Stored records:
---*---

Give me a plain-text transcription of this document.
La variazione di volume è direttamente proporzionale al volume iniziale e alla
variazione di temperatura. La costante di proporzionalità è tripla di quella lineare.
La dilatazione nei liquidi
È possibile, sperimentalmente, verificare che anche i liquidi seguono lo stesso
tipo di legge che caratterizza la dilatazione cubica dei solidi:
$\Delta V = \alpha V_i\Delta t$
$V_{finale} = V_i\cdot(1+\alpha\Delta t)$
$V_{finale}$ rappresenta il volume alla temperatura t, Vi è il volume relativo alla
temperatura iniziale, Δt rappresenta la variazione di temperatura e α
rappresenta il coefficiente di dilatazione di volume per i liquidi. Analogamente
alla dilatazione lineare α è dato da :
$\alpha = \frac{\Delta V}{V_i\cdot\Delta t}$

---*---

*Problem details*
Copy every record above exactly as it appears.

*Answer*
Give me a plain-text transcription of this document.
La variazione di volume è direttamente proporzionale al volume iniziale e alla
variazione di temperatura. La costante di proporzionalità è tripla di quella lineare.
La dilatazione nei liquidi
È possibile, sperimentalmente, verificare che anche i liquidi seguono lo stesso
tipo di legge che caratterizza la dilatazione cubica dei solidi:
$\Delta V = \alpha V_i\Delta t$
$V_{finale} = V_i\cdot(1+\alpha\Delta t)$
$V_{finale}$ rappresenta il volume alla temperatura t, Vi è il volume relativo alla
temperatura iniziale, Δt rappresenta la variazione di temperatura e α
rappresenta il coefficiente di dilatazione di volume per i liquidi. Analogamente
alla dilatazione lineare α è dato da :
$\alpha = \frac{\Delta V}{V_i\cdot\Delta t}$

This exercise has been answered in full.